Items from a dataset
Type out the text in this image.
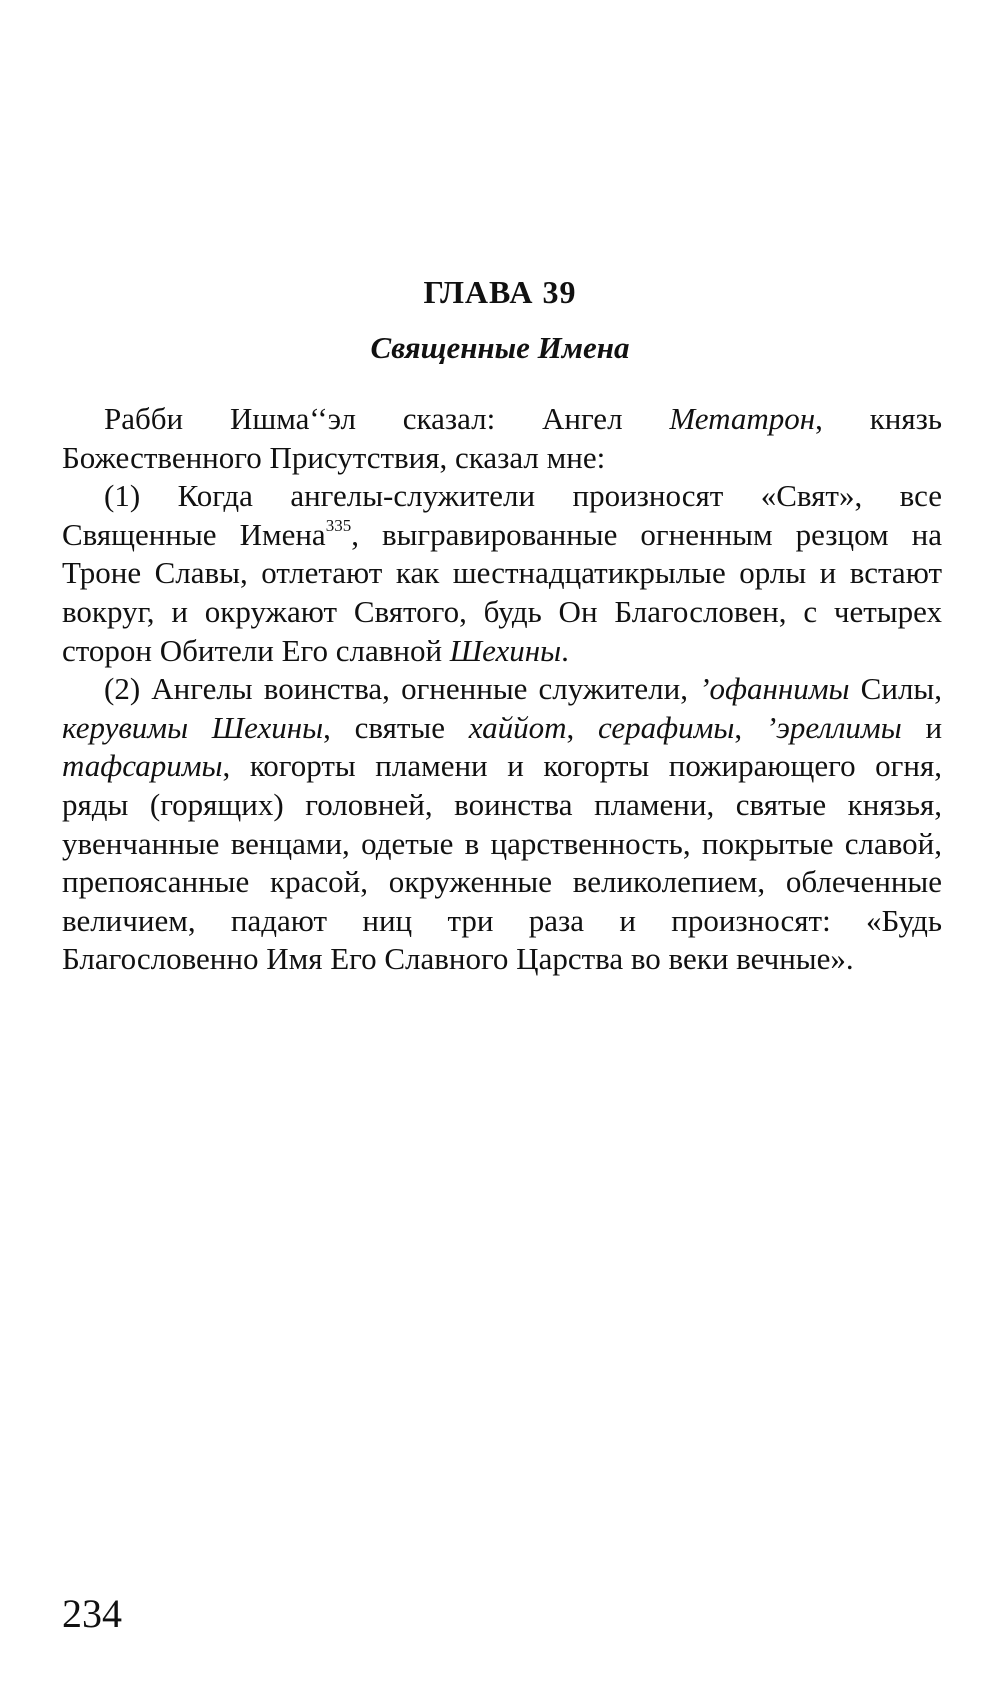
ГЛАВА 39
Священные Имена

Рабби Ишма‘‘эл сказал: Ангел Метатрон, князь Божественного Присутствия, сказал мне:

(1) Когда ангелы-служители произносят «Свят», все Священные Имена$^{335}$, выгравированные огненным резцом на Троне Славы, отлетают как шестнадцатикрылые орлы и встают вокруг, и окружают Святого, будь Он Благословен, с четырех сторон Обители Его славной Шехины.

(2) Ангелы воинства, огненные служители, ’офаннимы Силы, керувимы Шехины, святые хаййот, серафимы, ’эреллимы и тафсаримы, когорты пламени и когорты пожирающего огня, ряды (горящих) головней, воинства пламени, святые князья, увенчанные венцами, одетые в царственность, покрытые славой, препоясанные красой, окруженные великолепием, облеченные величием, падают ниц три раза и произносят: «Будь Благословенно Имя Его Славного Царства во веки вечные».

234
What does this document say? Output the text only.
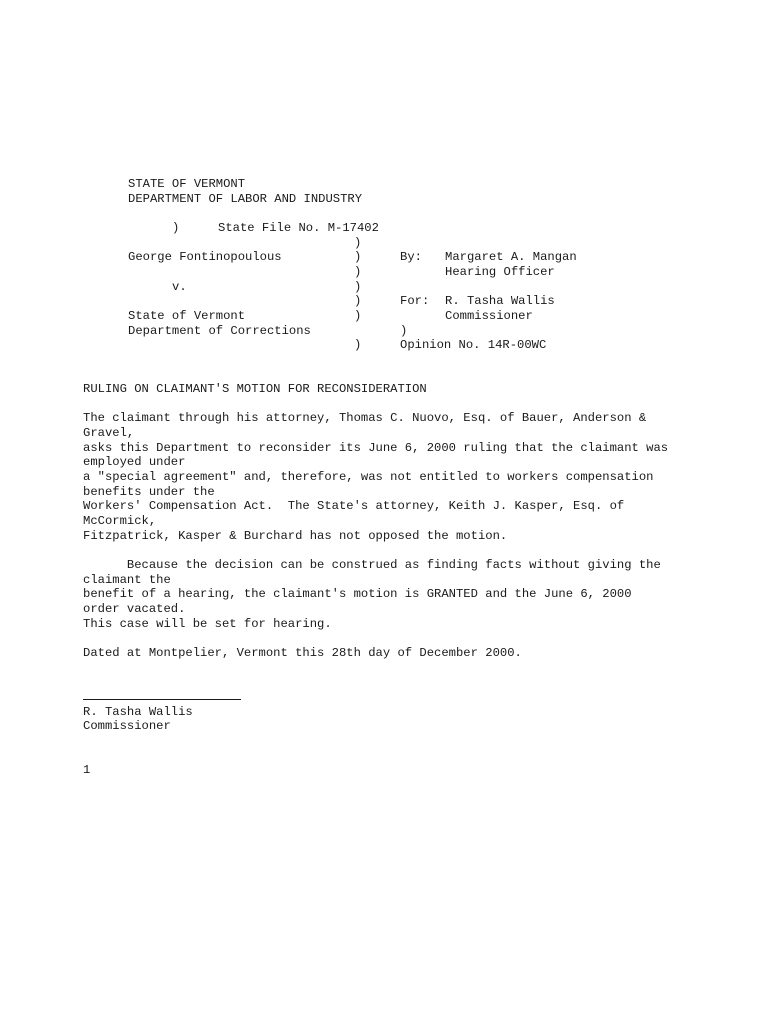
STATE OF VERMONT
DEPARTMENT OF LABOR AND INDUSTRY
)	State File No. M-17402
)
George Fontinopoulous	)	By: Margaret A. Mangan
)	Hearing Officer
v.	)
)	For: R. Tasha Wallis
State of Vermont	)	Commissioner
Department of Corrections	)
)	Opinion No. 14R-00WC
RULING ON CLAIMANT'S MOTION FOR RECONSIDERATION
The claimant through his attorney, Thomas C. Nuovo, Esq. of Bauer, Anderson &
Gravel,
asks this Department to reconsider its June 6, 2000 ruling that the claimant was
employed under
a "special agreement" and, therefore, was not entitled to workers compensation
benefits under the
Workers' Compensation Act.  The State's attorney, Keith J. Kasper, Esq. of
McCormick,
Fitzpatrick, Kasper & Burchard has not opposed the motion.
Because the decision can be construed as finding facts without giving the
claimant the
benefit of a hearing, the claimant's motion is GRANTED and the June 6, 2000
order vacated.
This case will be set for hearing.
Dated at Montpelier, Vermont this 28th day of December 2000.
R. Tasha Wallis
Commissioner
1
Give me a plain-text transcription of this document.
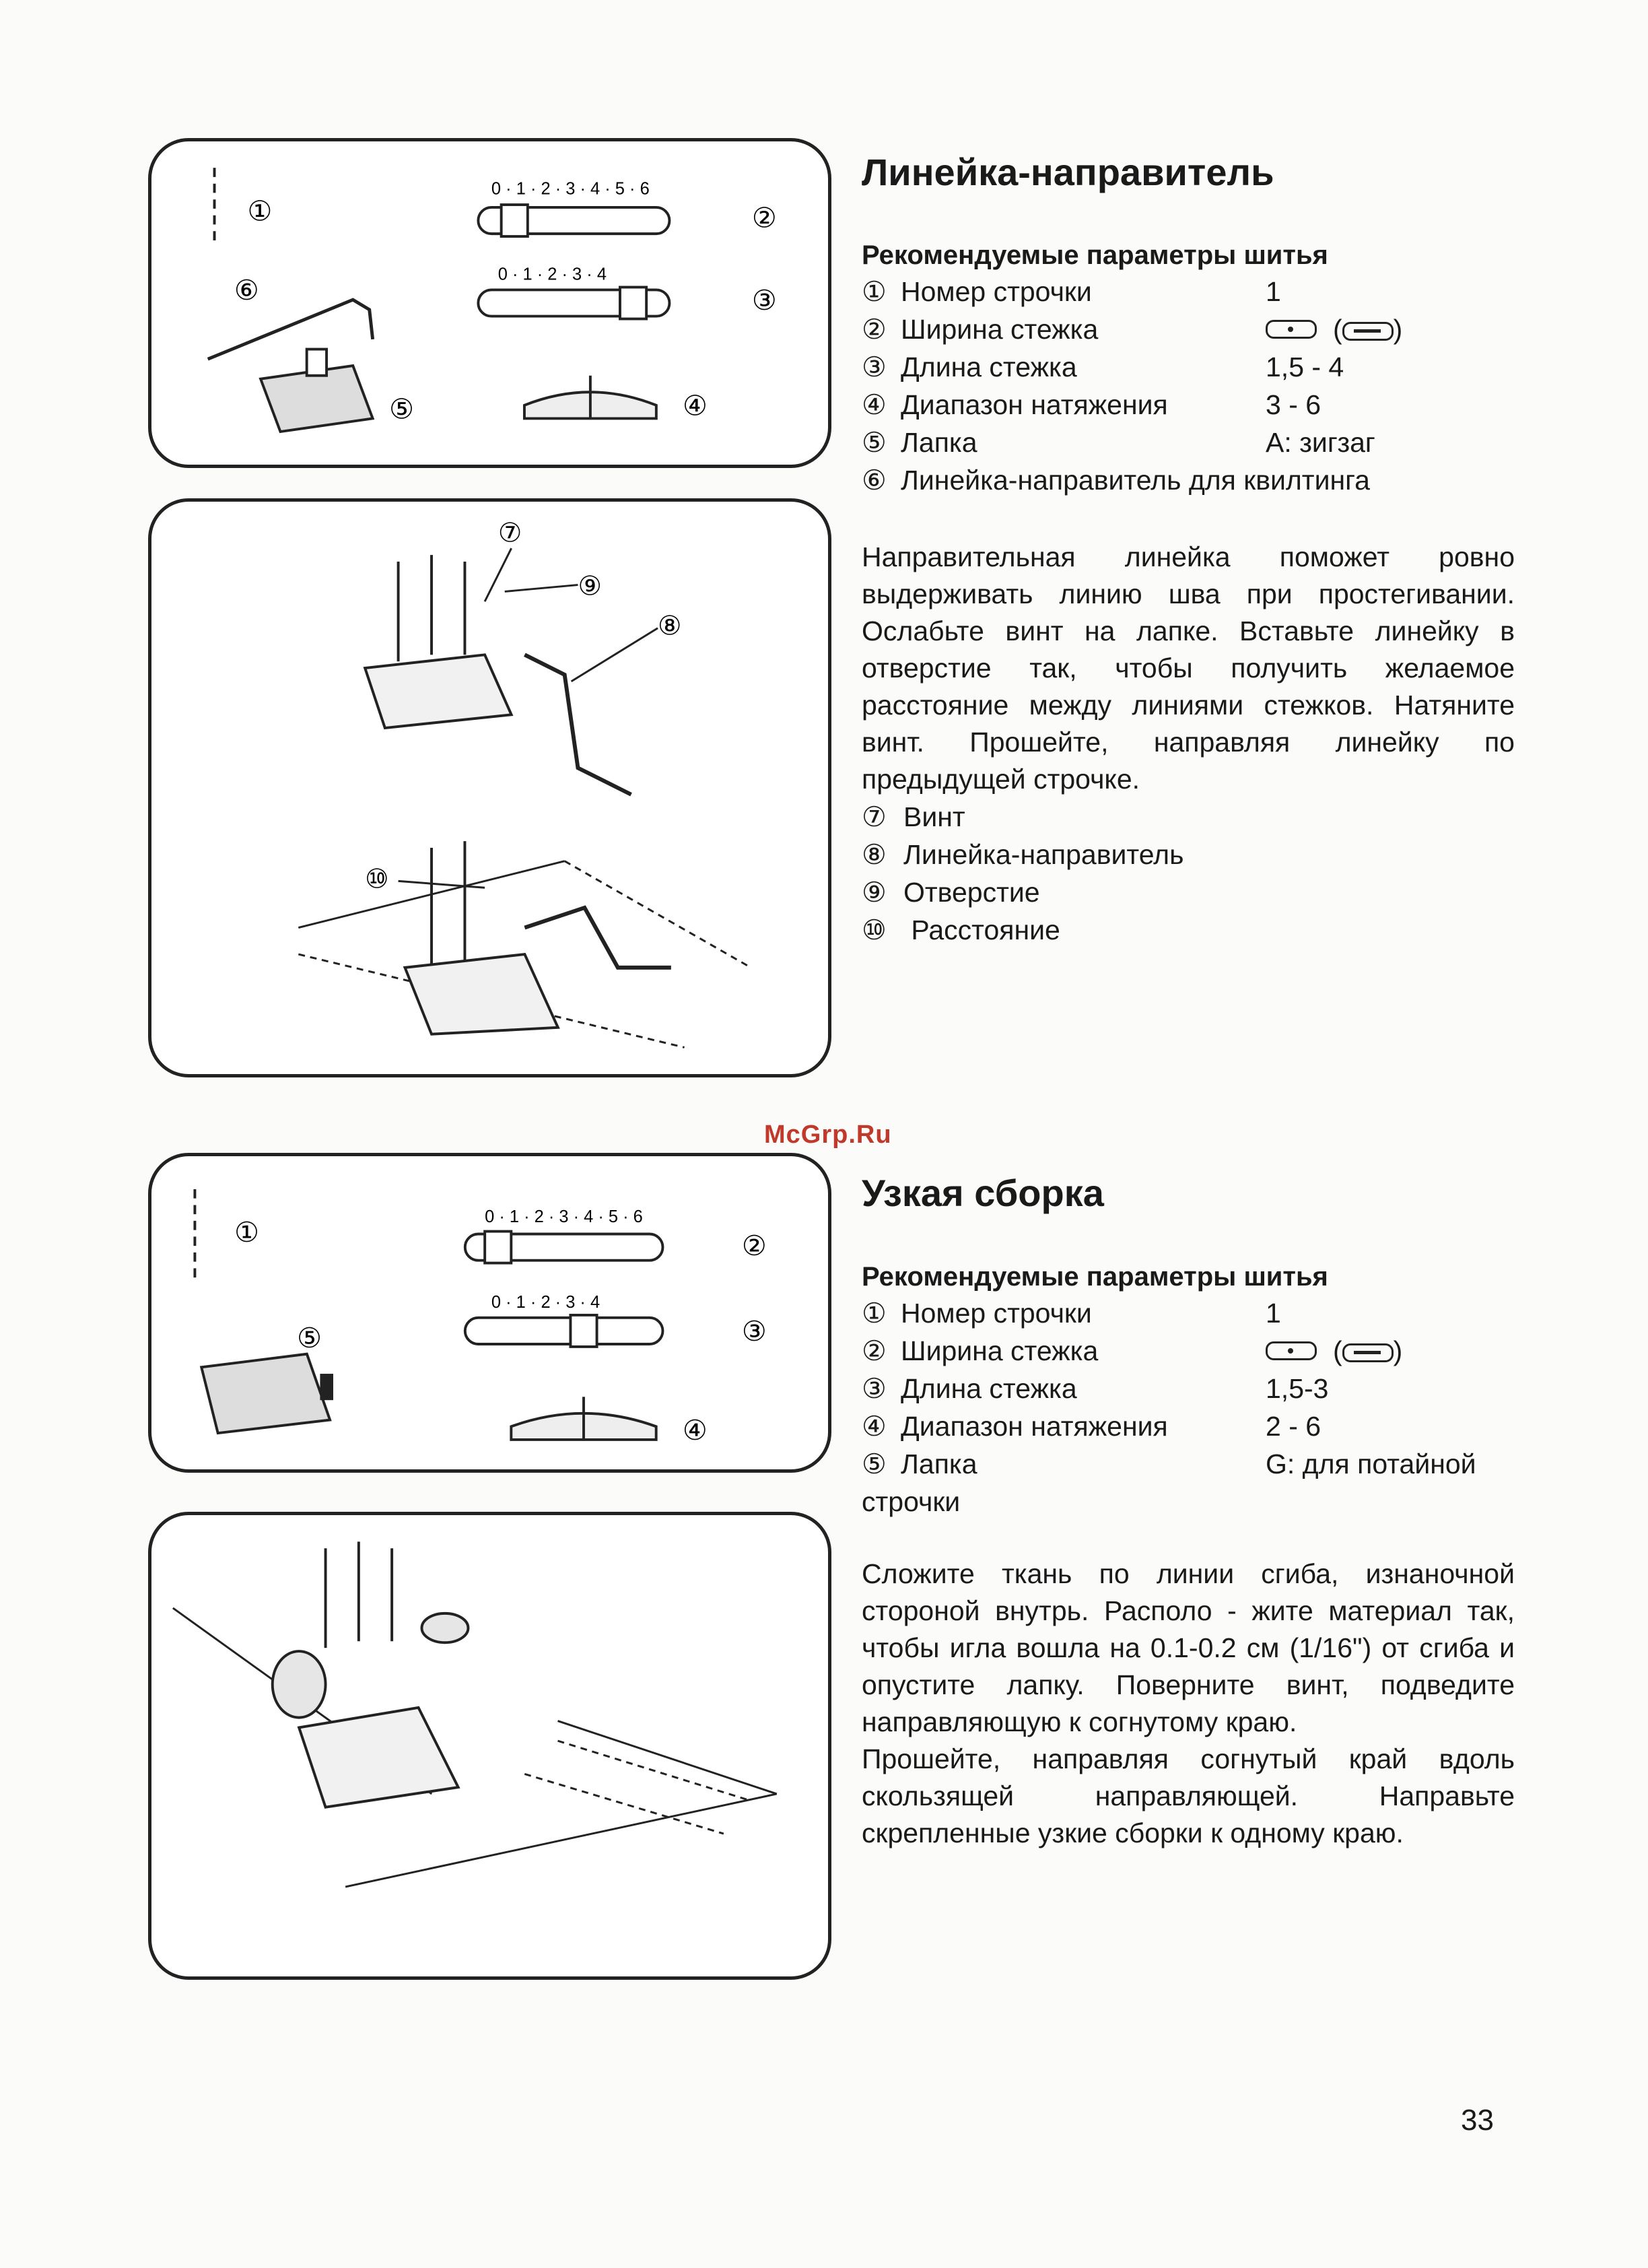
①
0 · 1 · 2 · 3 · 4 · 5 · 6
②
0 · 1 · 2 · 3 · 4
③
⑥
⑤	④
⑦
⑨
⑧
⑩
①	0 · 1 · 2 · 3 · 4 · 5 · 6
②
0 · 1 · 2 · 3 · 4
③
⑤
④
Линейка-направитель
Рекомендуемые параметры шитья
① Номер строчки	1
② Ширина стежка	( )
③ Длина стежка	1,5 - 4
④ Диапазон натяжения	3 - 6
⑤ Лапка	А: зигзаг
⑥ Линейка-направитель для квилтинга

Направительная линейка поможет ровно выдерживать линию шва при простегивании. Ослабьте винт на лапке. Вставьте линейку в отверстие так, чтобы получить желаемое расстояние между линиями стежков. Натяните винт. Прошейте, направляя линейку по предыдущей строчке.

⑦ Винт
⑧ Линейка-направитель
⑨ Отверстие
⑩ Расстояние
McGrp.Ru
Узкая сборка
Рекомендуемые параметры шитья
① Номер строчки	1
② Ширина стежка	( )
③ Длина стежка	1,5-3
④ Диапазон натяжения	2 - 6
⑤ Лапка	G: для потайной
строчки

Сложите ткань по линии сгиба, изнаночной стороной внутрь. Располо - жите материал так, чтобы игла вошла на 0.1-0.2 см (1/16") от сгиба и опустите лапку. Поверните винт, подведите направляющую к согнутому краю.

Прошейте, направляя согнутый край вдоль скользящей направляющей. Направьте скрепленные узкие сборки к одному краю.

33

### THE EXERCISE:
Above are the records; copy every line in them that holds the word "Длина".

### RESPONSE BELOW:
③ Длина стежка	1,5 - 4
③ Длина стежка	1,5-3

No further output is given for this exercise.